**DATA:**
►
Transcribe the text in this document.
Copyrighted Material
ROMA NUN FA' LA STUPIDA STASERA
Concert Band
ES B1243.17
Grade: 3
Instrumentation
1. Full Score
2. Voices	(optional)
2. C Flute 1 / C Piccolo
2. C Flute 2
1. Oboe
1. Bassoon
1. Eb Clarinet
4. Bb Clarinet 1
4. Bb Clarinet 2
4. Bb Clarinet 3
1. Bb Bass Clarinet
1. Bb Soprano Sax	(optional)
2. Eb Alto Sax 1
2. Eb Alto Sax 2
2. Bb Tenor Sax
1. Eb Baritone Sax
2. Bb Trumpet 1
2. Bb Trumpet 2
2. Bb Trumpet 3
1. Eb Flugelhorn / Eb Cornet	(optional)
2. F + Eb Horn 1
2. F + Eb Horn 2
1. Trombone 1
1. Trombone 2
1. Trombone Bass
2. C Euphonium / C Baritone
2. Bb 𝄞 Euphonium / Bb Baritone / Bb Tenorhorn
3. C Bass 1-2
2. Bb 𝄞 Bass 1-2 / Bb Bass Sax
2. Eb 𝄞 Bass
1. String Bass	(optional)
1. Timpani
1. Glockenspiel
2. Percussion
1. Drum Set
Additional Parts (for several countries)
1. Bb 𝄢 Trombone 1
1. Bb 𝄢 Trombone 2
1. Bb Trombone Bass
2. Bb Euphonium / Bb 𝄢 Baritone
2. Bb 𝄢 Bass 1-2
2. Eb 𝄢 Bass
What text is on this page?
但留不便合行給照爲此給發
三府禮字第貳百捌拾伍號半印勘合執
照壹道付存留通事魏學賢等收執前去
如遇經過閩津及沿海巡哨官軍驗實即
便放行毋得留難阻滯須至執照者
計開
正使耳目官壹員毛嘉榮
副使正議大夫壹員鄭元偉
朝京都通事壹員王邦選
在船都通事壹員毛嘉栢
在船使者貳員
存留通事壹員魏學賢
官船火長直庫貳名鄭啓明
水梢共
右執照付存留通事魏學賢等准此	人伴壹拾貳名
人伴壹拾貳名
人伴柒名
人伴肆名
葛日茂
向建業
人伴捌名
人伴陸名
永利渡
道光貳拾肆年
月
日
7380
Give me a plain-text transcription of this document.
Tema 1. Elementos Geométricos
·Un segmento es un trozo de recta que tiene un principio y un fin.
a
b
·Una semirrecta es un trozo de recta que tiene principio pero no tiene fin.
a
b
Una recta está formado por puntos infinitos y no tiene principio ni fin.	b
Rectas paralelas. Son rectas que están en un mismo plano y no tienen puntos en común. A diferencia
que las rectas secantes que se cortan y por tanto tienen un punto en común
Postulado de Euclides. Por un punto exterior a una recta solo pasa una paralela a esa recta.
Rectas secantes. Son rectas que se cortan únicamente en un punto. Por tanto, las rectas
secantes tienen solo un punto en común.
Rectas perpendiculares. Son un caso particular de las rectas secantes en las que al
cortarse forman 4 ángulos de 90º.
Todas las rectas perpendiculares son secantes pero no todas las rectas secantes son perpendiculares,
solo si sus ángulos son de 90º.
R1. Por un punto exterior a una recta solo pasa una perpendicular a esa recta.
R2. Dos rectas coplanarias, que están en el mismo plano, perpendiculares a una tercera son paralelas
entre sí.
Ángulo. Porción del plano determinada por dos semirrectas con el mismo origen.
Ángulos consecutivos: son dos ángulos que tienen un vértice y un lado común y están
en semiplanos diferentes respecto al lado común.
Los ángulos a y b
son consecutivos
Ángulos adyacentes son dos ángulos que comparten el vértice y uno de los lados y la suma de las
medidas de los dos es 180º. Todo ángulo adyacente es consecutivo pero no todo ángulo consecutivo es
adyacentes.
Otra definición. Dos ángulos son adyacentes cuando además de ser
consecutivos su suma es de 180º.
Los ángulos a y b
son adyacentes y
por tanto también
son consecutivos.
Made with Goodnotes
◄
**PROBLEM DESCRIPTION:** All lines from the one containing "Give me a plain-text" through the final line of the listing above are to be reproduced exactly; include both and add nothing.

**FINISHED TASK:**
Give me a plain-text transcription of this document.
Tema 1. Elementos Geométricos
·Un segmento es un trozo de recta que tiene un principio y un fin.
a
b
·Una semirrecta es un trozo de recta que tiene principio pero no tiene fin.
a
b
Una recta está formado por puntos infinitos y no tiene principio ni fin.	b
Rectas paralelas. Son rectas que están en un mismo plano y no tienen puntos en común. A diferencia
que las rectas secantes que se cortan y por tanto tienen un punto en común
Postulado de Euclides. Por un punto exterior a una recta solo pasa una paralela a esa recta.
Rectas secantes. Son rectas que se cortan únicamente en un punto. Por tanto, las rectas
secantes tienen solo un punto en común.
Rectas perpendiculares. Son un caso particular de las rectas secantes en las que al
cortarse forman 4 ángulos de 90º.
Todas las rectas perpendiculares son secantes pero no todas las rectas secantes son perpendiculares,
solo si sus ángulos son de 90º.
R1. Por un punto exterior a una recta solo pasa una perpendicular a esa recta.
R2. Dos rectas coplanarias, que están en el mismo plano, perpendiculares a una tercera son paralelas
entre sí.
Ángulo. Porción del plano determinada por dos semirrectas con el mismo origen.
Ángulos consecutivos: son dos ángulos que tienen un vértice y un lado común y están
en semiplanos diferentes respecto al lado común.
Los ángulos a y b
son consecutivos
Ángulos adyacentes son dos ángulos que comparten el vértice y uno de los lados y la suma de las
medidas de los dos es 180º. Todo ángulo adyacente es consecutivo pero no todo ángulo consecutivo es
adyacentes.
Otra definición. Dos ángulos son adyacentes cuando además de ser
consecutivos su suma es de 180º.
Los ángulos a y b
son adyacentes y
por tanto también
son consecutivos.
Made with Goodnotes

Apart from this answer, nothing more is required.